-- start of Extract --
On e-mailing her allegations to the Loyola management in August 2013, they had curtailed the financial powers of Alphonse. The management also directed that all payments towards the Alumni Association shall be done only under the endorsement of the campus treasurer of the College. The Principal had even replied, acknowledging the complaint mail on the same day.
Following this, the survivor states in her affidavit that Rev Fr Xavier Alphonse started harassing and abusing her at every possible instance and sometimes behaved in a manner unbecoming of a reverend priest.
“In fact, Alphonse attempted to even create a rift in my family. I brought these matters to the notice of the management of the Loyola College who would then try to pacify me, but failed to take any meaningful action and were indirectly shielding the nefarious activities of Xavier Alphonse,” the petition reads.
In the months thereafter, Mary alleges rampant corruption by Alphonse while handling the payments received while conducting a fundraising event organized by the College Alumni association. The event Star Nite (Kalloori Padhai), which saw many celebrities in attendance, was meant to raise funds for a new Commerce Block in the campus.
However, it is stated that Alphonse compelled many sponsors and donors to draw the payment cheques in favour of his personal Trust and tried to illegally divert the funds.
“He also subverted the generated funds from the said program by distributing a large number of free complimentary tickets for this program to his family and friends’ circle and thereby damaged the avowed object of the said program to realize its full potential,” it is alleged.
-- end of Extract --
-- start of Extracted records --
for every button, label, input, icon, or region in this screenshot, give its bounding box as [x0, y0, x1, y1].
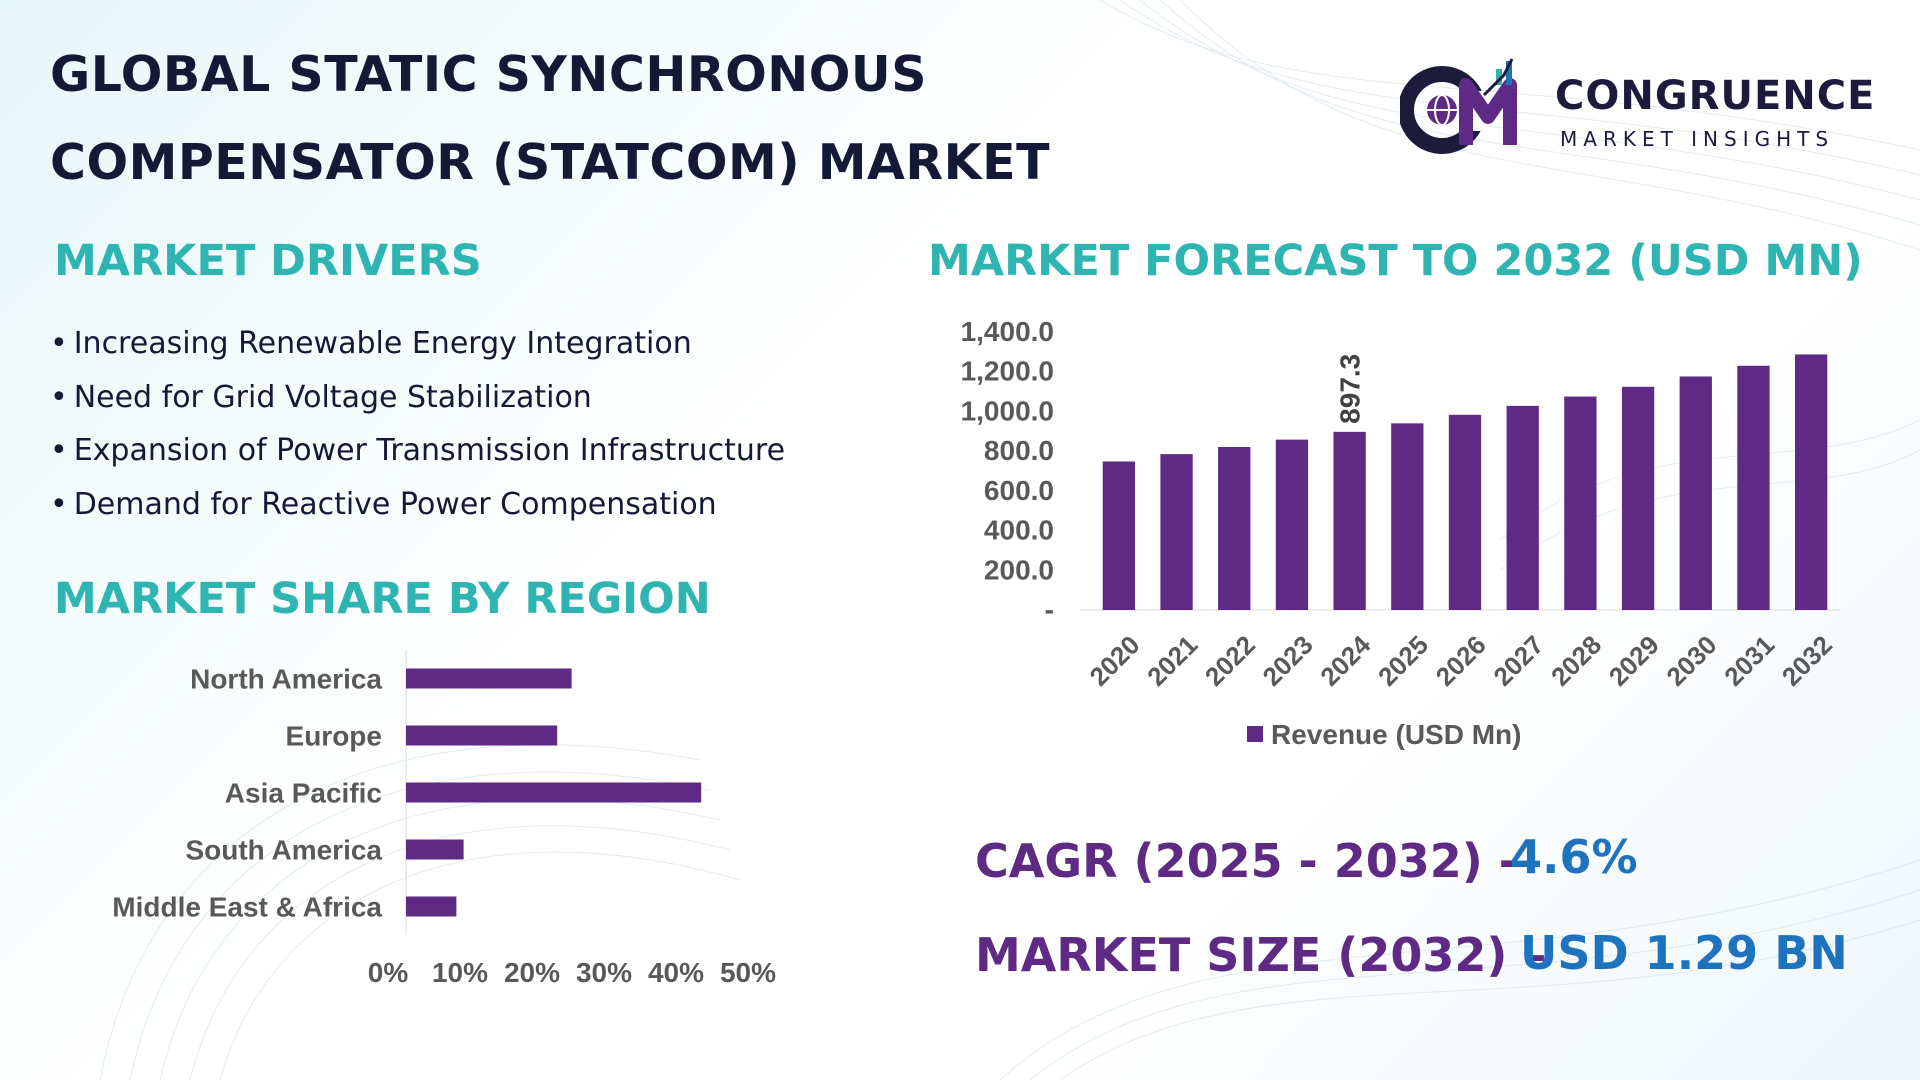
bar-2031: [1737, 365, 1770, 610]
category-label: Europe: [286, 721, 382, 752]
region-bar: [406, 839, 464, 860]
logo-name: CONGRUENCE: [1555, 73, 1876, 119]
category-label: South America: [185, 835, 382, 866]
bar-2025: [1391, 423, 1424, 610]
x-tick-label: 2020: [1084, 630, 1146, 692]
region-bar: [406, 896, 457, 917]
logo-mark: [1398, 55, 1540, 155]
forecast-chart: - 200.0 400.0 600.0 800.0 1,000.0 1,200.0 1,400…: [961, 316, 1840, 750]
market-size-label: MARKET SIZE (2032) –: [975, 928, 1547, 982]
bar-2028: [1564, 396, 1597, 610]
category-label: Middle East & Africa: [112, 892, 382, 923]
driver-item: • Increasing Renewable Energy Integration: [50, 326, 692, 361]
data-label: 897.3: [1335, 354, 1366, 424]
y-tick-label: 200.0: [984, 554, 1054, 585]
globe-cm-icon: [1398, 58, 1517, 154]
y-tick-label: 1,200.0: [961, 356, 1054, 387]
x-tick-label: 2028: [1545, 630, 1607, 692]
bar-2024: [1333, 431, 1366, 610]
y-tick-label: 800.0: [984, 435, 1054, 466]
x-tick-label: 10%: [432, 957, 488, 988]
bar-2020: [1102, 461, 1135, 610]
bullet: •: [50, 433, 68, 468]
driver-text: Expansion of Power Transmission Infrastr…: [73, 433, 786, 468]
driver-text: Increasing Renewable Energy Integration: [73, 326, 692, 361]
bullet: •: [50, 326, 68, 361]
legend-swatch: [1247, 726, 1263, 742]
x-tick-label: 2031: [1718, 630, 1780, 692]
region-heading: MARKET SHARE BY REGION: [54, 574, 711, 624]
driver-item: • Expansion of Power Transmission Infrast…: [50, 433, 785, 468]
y-tick-label: 600.0: [984, 475, 1054, 506]
bar-2027: [1506, 405, 1539, 610]
bar-2032: [1795, 354, 1828, 610]
bar-2021: [1160, 454, 1193, 610]
x-tick-label: 2026: [1430, 630, 1492, 692]
x-tick-label: 2023: [1257, 630, 1319, 692]
x-tick-label: 2027: [1487, 630, 1549, 692]
drivers-heading: MARKET DRIVERS: [54, 236, 482, 286]
x-tick-label: 40%: [648, 957, 704, 988]
bar-2030: [1679, 376, 1712, 610]
bar-2026: [1448, 414, 1482, 610]
x-tick-label: 30%: [576, 957, 632, 988]
x-tick-label: 50%: [720, 957, 776, 988]
bar-2022: [1218, 446, 1251, 610]
legend-label: Revenue (USD Mn): [1271, 719, 1521, 750]
bar-2023: [1275, 439, 1309, 610]
x-tick-label: 2021: [1141, 630, 1203, 692]
bullet: •: [50, 487, 68, 522]
y-tick-label: -: [1045, 594, 1054, 625]
page-title-line-1: GLOBAL STATIC SYNCHRONOUS: [50, 46, 927, 103]
bar-2029: [1621, 386, 1655, 610]
region-bar: [406, 725, 558, 746]
x-tick-label: 0%: [368, 957, 409, 988]
market-size-value: USD 1.29 BN: [1520, 926, 1848, 980]
x-tick-label: 2030: [1660, 630, 1722, 692]
y-tick-label: 1,000.0: [961, 395, 1054, 426]
driver-item: • Need for Grid Voltage Stabilization: [50, 380, 592, 415]
bullet: •: [50, 380, 68, 415]
y-tick-label: 400.0: [984, 515, 1054, 546]
cagr-label: CAGR (2025 - 2032) -: [975, 834, 1518, 888]
driver-text: Need for Grid Voltage Stabilization: [73, 380, 592, 415]
y-tick-label: 1,400.0: [961, 316, 1054, 347]
driver-item: • Demand for Reactive Power Compensation: [50, 487, 717, 522]
x-tick-label: 2022: [1199, 630, 1261, 692]
region-share-chart: North America Europe Asia Pacific South Ame…: [112, 650, 776, 988]
region-bar: [406, 782, 702, 803]
x-tick-label: 2024: [1314, 629, 1376, 691]
x-tick-label: 2029: [1603, 630, 1665, 692]
forecast-heading: MARKET FORECAST TO 2032 (USD MN): [928, 236, 1863, 286]
region-bar: [406, 668, 572, 689]
x-tick-label: 20%: [504, 957, 560, 988]
driver-text: Demand for Reactive Power Compensation: [73, 487, 717, 522]
category-label: Asia Pacific: [225, 778, 382, 809]
x-tick-label: 2032: [1776, 630, 1838, 692]
logo-tagline: MARKET INSIGHTS: [1560, 127, 1835, 151]
category-label: North America: [190, 664, 382, 695]
x-tick-label: 2025: [1372, 630, 1434, 692]
page-title-line-2: COMPENSATOR (STATCOM) MARKET: [50, 134, 1051, 191]
cagr-value: 4.6%: [1510, 830, 1638, 884]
-- end of Extracted records --
**Directives**
- a) In the passage on the Loyola College allegations, duplicate the part starting with "Following this, the" and going on through "the petition reads.".
- b) Answer these from the passage on the Loyola College allegations:
(i) In what month and year did she e-mail her allegations to the Loyola management?
(ii) What was the name of the fundraising event organized by the College Alumni association?
(iii) What was that event meant to raise funds for?
- c) Resume the passage on the Loyola College allegations, picking up after its last sentence.

**Answers**
- a)
Following this, the survivor states in her affidavit that Rev Fr Xavier Alphonse started harassing and abusing her at every possible instance and sometimes behaved in a manner unbecoming of a reverend priest.
“In fact, Alphonse attempted to even create a rift in my family. I brought these matters to the notice of the management of the Loyola College who would then try to pacify me, but failed to take any meaningful action and were indirectly shielding the nefarious activities of Xavier Alphonse,” the petition reads.

- b)
(i) August 2013
(ii) Star Nite (Kalloori Padhai)
(iii) A new Commerce Block in the campus

- c)
However, she claims that the College and its then Rector turned a blind eye towards her complaints regarding the corruption in the financial dealing related to Star Nite.
An e-mail sent to the College management in September 2013 did provide some respite – she was transferred internally and posted as the Rector’s Secretary. Even following the internal posting, she was continuously harassed by the said Rev Fr Xavier Alphonse SJ, over telephone and in-person at her office in the campus.
“Whenever I brought these to the knowledge of the management including the Third Respondent herein I was dissuaded by them from pursuing any action against the Rev Fr Xavier Alphonse,” the writ stated.
She says that management had warned her about the reputation of the Loyola College being sullied when the matter is out in the public domain and they asked her to wait until the management transfers Alphonse to another institution.
There were even attempts by Alphonse to divert the case by harassing the victim’s son who is an alumnus of the Loyola college and an executive member of its Alumni association. The survivor had also written to the Police regarding the same.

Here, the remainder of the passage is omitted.